→ LES CONSIGNES:
A. Recopiez le passage de l'article sur le mot « dolent », de « XIIe s. [Il] » à « Beaumanoir, LXIX, 8. ».
B. D'après l'article sur le mot « dolent », quelle idée ce mot emporte-t-il aujourd'hui dans l'usage le plus ordinaire ?
C. Poursuivez l'article sur le mot « dolent » après sa dernière phrase.

→ EXTRAIT DE PAGE:
Aujourd'hui, dans l'usage le plus ordinaire, dolent emporte une idée de moquerie ou du moins d'exagération dans la plainte.

HISTORIQUE

Xe s. E por els es doleants [tu es dolent pour eux], Fragm. de Valenc. p. 468.

XIe s. Franceis mourront, Charles en ert [sera] dolent, Ch. de Rol. LXXIV.

XIIe s. [Il] Fera maint cuer dolant, Ronc. p. 20. Tex [tels] as ocis, dont mere en ert [sera] dolente, ib. p. 76. [La flamme] Dont tantes fois [je] me claim dolent et las, Couci, X. Se nuls morist [mourut] pour avoir cuer dolent…, ib. XXII. De ce [je] sui au cuer dolente, Que cil n'est en cest païs, DAME DE FAIELE, dans Couci. Ensi en sunt chacié li parent saint Thomas, Vunt en autre païs dolent, chaitif e las, E portent lur enfanz, lur robes e lur dras, Th. le mart. 64. Por coi est doneie la lumiere al dolent, e vie à ceaz [ceux] ki en amertume d'aumes [d'âmes] sunt ? Job, 464.

XIIIe s. Si en furent moult dolent et moult irié, et moult en eurent grant pitié, Villehardouin, XCI. Car cil qui a le cuer dolent, Sachiés de voir [vrai], il n'a talent De dancier ne de karoler, la Rose, 333. Nus n'en est plus dolens que cil qui le cop dona, Beaumanoir, LXIX, 8.

→ DONNÉES FOURNIES:
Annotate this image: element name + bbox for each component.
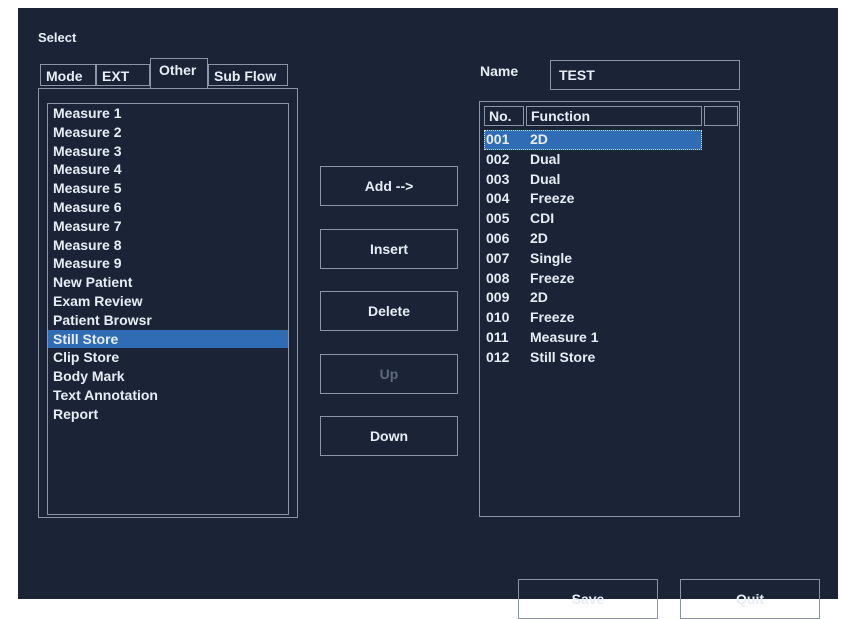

→ RÉPONSES OBTENUES:
A.
XIIe s. [Il] Fera maint cuer dolant, Ronc. p. 20. Tex [tels] as ocis, dont mere en ert [sera] dolente, ib. p. 76. [La flamme] Dont tantes fois [je] me claim dolent et las, Couci, X. Se nuls morist [mourut] pour avoir cuer dolent…, ib. XXII. De ce [je] sui au cuer dolente, Que cil n'est en cest païs, DAME DE FAIELE, dans Couci. Ensi en sunt chacié li parent saint Thomas, Vunt en autre païs dolent, chaitif e las, E portent lur enfanz, lur robes e lur dras, Th. le mart. 64. Por coi est doneie la lumiere al dolent, e vie à ceaz [ceux] ki en amertume d'aumes [d'âmes] sunt ? Job, 464.

XIIIe s. Si en furent moult dolent et moult irié, et moult en eurent grant pitié, Villehardouin, XCI. Car cil qui a le cuer dolent, Sachiés de voir [vrai], il n'a talent De dancier ne de karoler, la Rose, 333. Nus n'en est plus dolens que cil qui le cop dona, Beaumanoir, LXIX, 8.

B. Une idée de moquerie ou du moins d'exagération dans la plainte.

C.
XVe s. Tant lui deplut ce dolent departir, qu'onques mot ne sut dire, Louis XI, Nouv. XXII.

XVIe s. Robes de prix et joyaulx [nous] mismes bas, Pour prendre noir, la dolente couleur, Guidon d'ennuy et mortelle douleur, Marot, J. V, 211. Il veut que l'on applique la ventouse sus la partie dolente, Paré, XV, 68.

ÉTYMOLOGIE

Lat. dolens, de dolere (voy. DOULOIR) ; norm. douillant. Quant à la forme doleant, qui est dans un très ancien texte, et qui est confirmée par doléance, elle suppose un verbe doloier ou doleier, dérivé de douloir.